### GIVEN REQUEST
Carry none of the pictures over; write out the complete data exactly.

(Records)
___

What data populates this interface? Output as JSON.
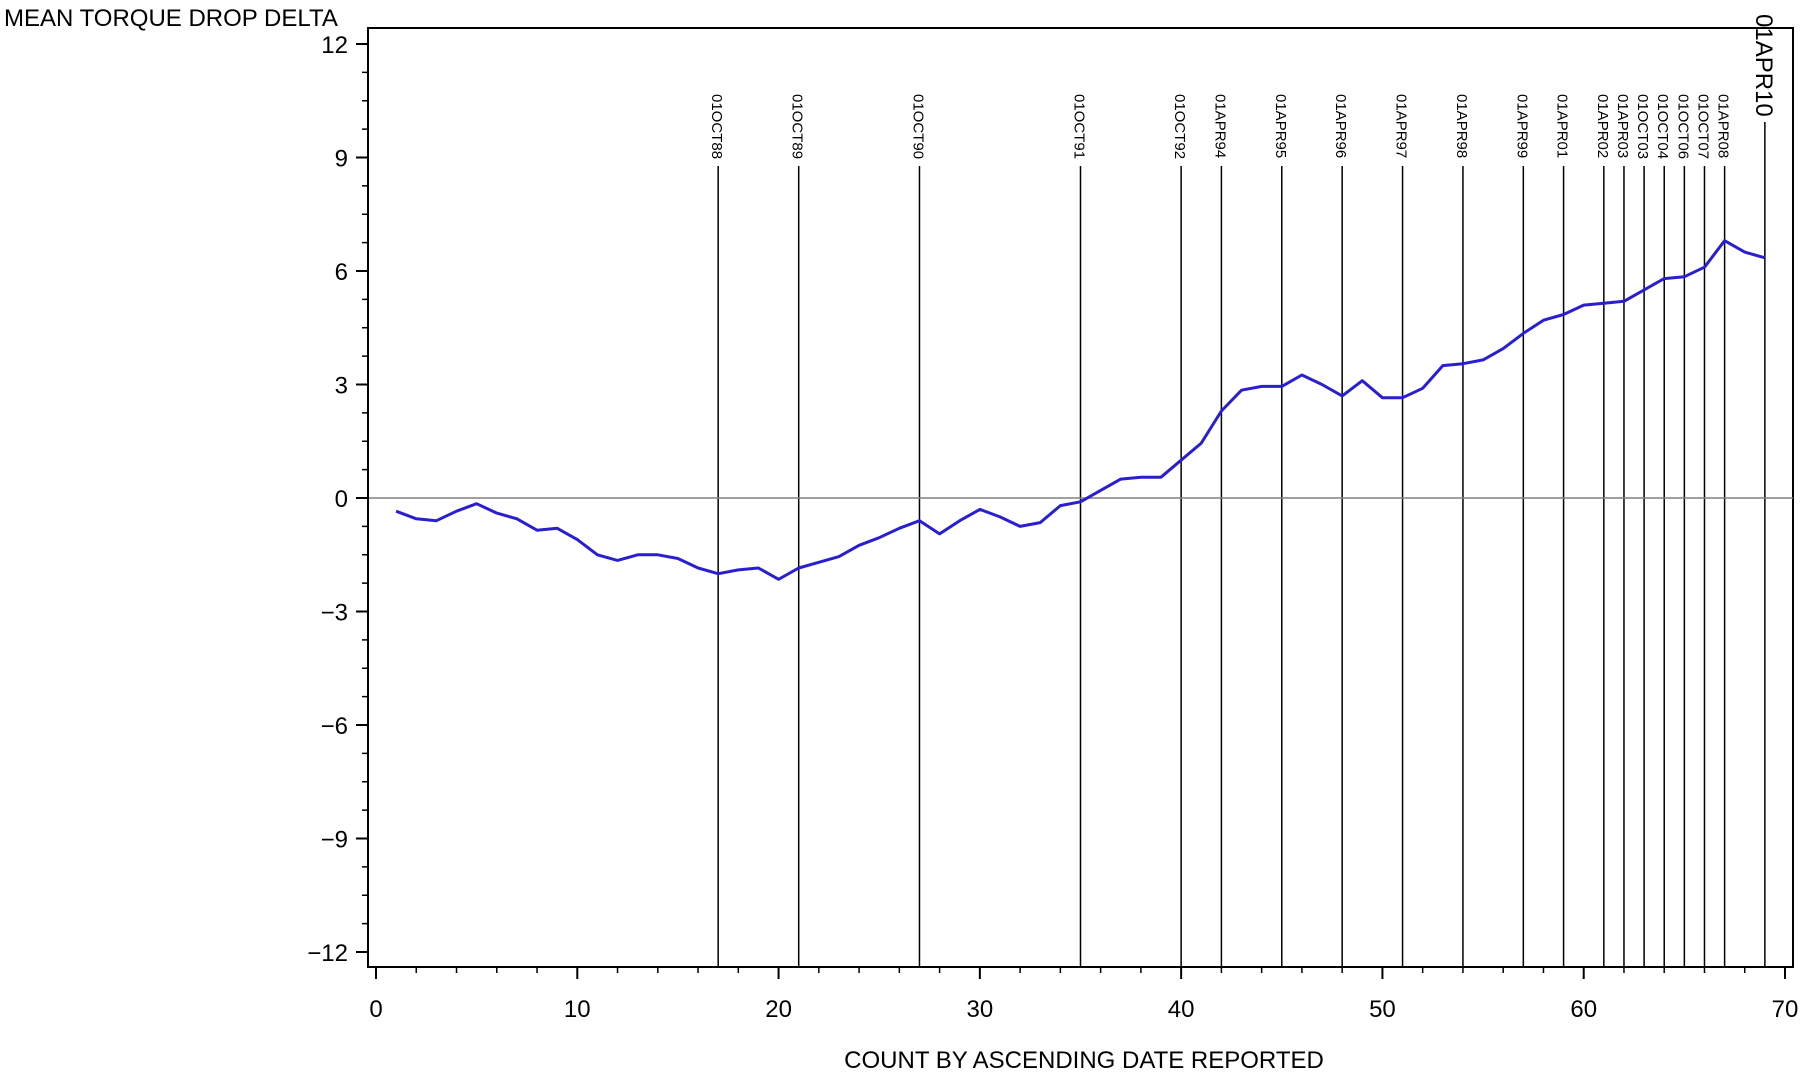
{
  "chart_data": {
    "type": "line",
    "title": "",
    "ylabel": "MEAN TORQUE DROP DELTA",
    "xlabel": "COUNT BY ASCENDING DATE REPORTED",
    "xlim": [
      0,
      70
    ],
    "ylim": [
      -12,
      12
    ],
    "x_ticks": [
      0,
      10,
      20,
      30,
      40,
      50,
      60,
      70
    ],
    "y_ticks": [
      12,
      9,
      6,
      3,
      0,
      -3,
      -6,
      -9,
      -12
    ],
    "y_tick_labels": [
      "12",
      "9",
      "6",
      "3",
      "0",
      "−3",
      "−6",
      "−9",
      "−12"
    ],
    "x_tick_labels": [
      "0",
      "10",
      "20",
      "30",
      "40",
      "50",
      "60",
      "70"
    ],
    "zero_line": true,
    "grid": false,
    "colors": {
      "series": "#2a1fd0",
      "reference": "#000000",
      "zero_line": "#808080"
    },
    "series": [
      {
        "x": [
          1,
          2,
          3,
          4,
          5,
          6,
          7,
          8,
          9,
          10,
          11,
          12,
          13,
          14,
          15,
          16,
          17,
          18,
          19,
          20,
          21,
          22,
          23,
          24,
          25,
          26,
          27,
          28,
          29,
          30,
          31,
          32,
          33,
          34,
          35,
          36,
          37,
          38,
          39,
          40,
          41,
          42,
          43,
          44,
          45,
          46,
          47,
          48,
          49,
          50,
          51,
          52,
          53,
          54,
          55,
          56,
          57,
          58,
          59,
          60,
          61,
          62,
          63,
          64,
          65,
          66,
          67,
          68,
          69
        ],
        "y": [
          -0.35,
          -0.55,
          -0.6,
          -0.35,
          -0.15,
          -0.4,
          -0.55,
          -0.85,
          -0.8,
          -1.1,
          -1.5,
          -1.65,
          -1.5,
          -1.5,
          -1.6,
          -1.85,
          -2.0,
          -1.9,
          -1.85,
          -2.15,
          -1.85,
          -1.7,
          -1.55,
          -1.25,
          -1.05,
          -0.8,
          -0.6,
          -0.95,
          -0.6,
          -0.3,
          -0.5,
          -0.75,
          -0.65,
          -0.2,
          -0.1,
          0.2,
          0.5,
          0.55,
          0.55,
          1.0,
          1.45,
          2.3,
          2.85,
          2.95,
          2.95,
          3.25,
          3.0,
          2.7,
          3.1,
          2.65,
          2.65,
          2.9,
          3.5,
          3.55,
          3.65,
          3.95,
          4.35,
          4.7,
          4.85,
          5.1,
          5.15,
          5.2,
          5.5,
          5.8,
          5.85,
          6.1,
          6.8,
          6.5,
          6.35
        ]
      }
    ],
    "reference_lines": [
      {
        "x": 17,
        "label": "01OCT88"
      },
      {
        "x": 21,
        "label": "01OCT89"
      },
      {
        "x": 27,
        "label": "01OCT90"
      },
      {
        "x": 35,
        "label": "01OCT91"
      },
      {
        "x": 40,
        "label": "01OCT92"
      },
      {
        "x": 42,
        "label": "01APR94"
      },
      {
        "x": 45,
        "label": "01APR95"
      },
      {
        "x": 48,
        "label": "01APR96"
      },
      {
        "x": 51,
        "label": "01APR97"
      },
      {
        "x": 54,
        "label": "01APR98"
      },
      {
        "x": 57,
        "label": "01APR99"
      },
      {
        "x": 59,
        "label": "01APR01"
      },
      {
        "x": 61,
        "label": "01APR02"
      },
      {
        "x": 62,
        "label": "01APR03"
      },
      {
        "x": 63,
        "label": "01OCT03"
      },
      {
        "x": 64,
        "label": "01OCT04"
      },
      {
        "x": 65,
        "label": "01OCT06"
      },
      {
        "x": 66,
        "label": "01OCT07"
      },
      {
        "x": 67,
        "label": "01APR08"
      },
      {
        "x": 69,
        "label": "01APR10",
        "large": true
      }
    ]
  }
}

___

### WRITTEN SOLUTION
What data populates this interface? Output as JSON.
{
  "chart_data": {
    "type": "line",
    "title": "",
    "ylabel": "MEAN TORQUE DROP DELTA",
    "xlabel": "COUNT BY ASCENDING DATE REPORTED",
    "xlim": [
      0,
      70
    ],
    "ylim": [
      -12,
      12
    ],
    "x_ticks": [
      0,
      10,
      20,
      30,
      40,
      50,
      60,
      70
    ],
    "y_ticks": [
      12,
      9,
      6,
      3,
      0,
      -3,
      -6,
      -9,
      -12
    ],
    "y_tick_labels": [
      "12",
      "9",
      "6",
      "3",
      "0",
      "−3",
      "−6",
      "−9",
      "−12"
    ],
    "x_tick_labels": [
      "0",
      "10",
      "20",
      "30",
      "40",
      "50",
      "60",
      "70"
    ],
    "zero_line": true,
    "grid": false,
    "colors": {
      "series": "#2a1fd0",
      "reference": "#000000",
      "zero_line": "#808080"
    },
    "series": [
      {
        "x": [
          1,
          2,
          3,
          4,
          5,
          6,
          7,
          8,
          9,
          10,
          11,
          12,
          13,
          14,
          15,
          16,
          17,
          18,
          19,
          20,
          21,
          22,
          23,
          24,
          25,
          26,
          27,
          28,
          29,
          30,
          31,
          32,
          33,
          34,
          35,
          36,
          37,
          38,
          39,
          40,
          41,
          42,
          43,
          44,
          45,
          46,
          47,
          48,
          49,
          50,
          51,
          52,
          53,
          54,
          55,
          56,
          57,
          58,
          59,
          60,
          61,
          62,
          63,
          64,
          65,
          66,
          67,
          68,
          69
        ],
        "y": [
          -0.35,
          -0.55,
          -0.6,
          -0.35,
          -0.15,
          -0.4,
          -0.55,
          -0.85,
          -0.8,
          -1.1,
          -1.5,
          -1.65,
          -1.5,
          -1.5,
          -1.6,
          -1.85,
          -2.0,
          -1.9,
          -1.85,
          -2.15,
          -1.85,
          -1.7,
          -1.55,
          -1.25,
          -1.05,
          -0.8,
          -0.6,
          -0.95,
          -0.6,
          -0.3,
          -0.5,
          -0.75,
          -0.65,
          -0.2,
          -0.1,
          0.2,
          0.5,
          0.55,
          0.55,
          1.0,
          1.45,
          2.3,
          2.85,
          2.95,
          2.95,
          3.25,
          3.0,
          2.7,
          3.1,
          2.65,
          2.65,
          2.9,
          3.5,
          3.55,
          3.65,
          3.95,
          4.35,
          4.7,
          4.85,
          5.1,
          5.15,
          5.2,
          5.5,
          5.8,
          5.85,
          6.1,
          6.8,
          6.5,
          6.35
        ]
      }
    ],
    "reference_lines": [
      {
        "x": 17,
        "label": "01OCT88"
      },
      {
        "x": 21,
        "label": "01OCT89"
      },
      {
        "x": 27,
        "label": "01OCT90"
      },
      {
        "x": 35,
        "label": "01OCT91"
      },
      {
        "x": 40,
        "label": "01OCT92"
      },
      {
        "x": 42,
        "label": "01APR94"
      },
      {
        "x": 45,
        "label": "01APR95"
      },
      {
        "x": 48,
        "label": "01APR96"
      },
      {
        "x": 51,
        "label": "01APR97"
      },
      {
        "x": 54,
        "label": "01APR98"
      },
      {
        "x": 57,
        "label": "01APR99"
      },
      {
        "x": 59,
        "label": "01APR01"
      },
      {
        "x": 61,
        "label": "01APR02"
      },
      {
        "x": 62,
        "label": "01APR03"
      },
      {
        "x": 63,
        "label": "01OCT03"
      },
      {
        "x": 64,
        "label": "01OCT04"
      },
      {
        "x": 65,
        "label": "01OCT06"
      },
      {
        "x": 66,
        "label": "01OCT07"
      },
      {
        "x": 67,
        "label": "01APR08"
      },
      {
        "x": 69,
        "label": "01APR10",
        "large": true
      }
    ]
  }
}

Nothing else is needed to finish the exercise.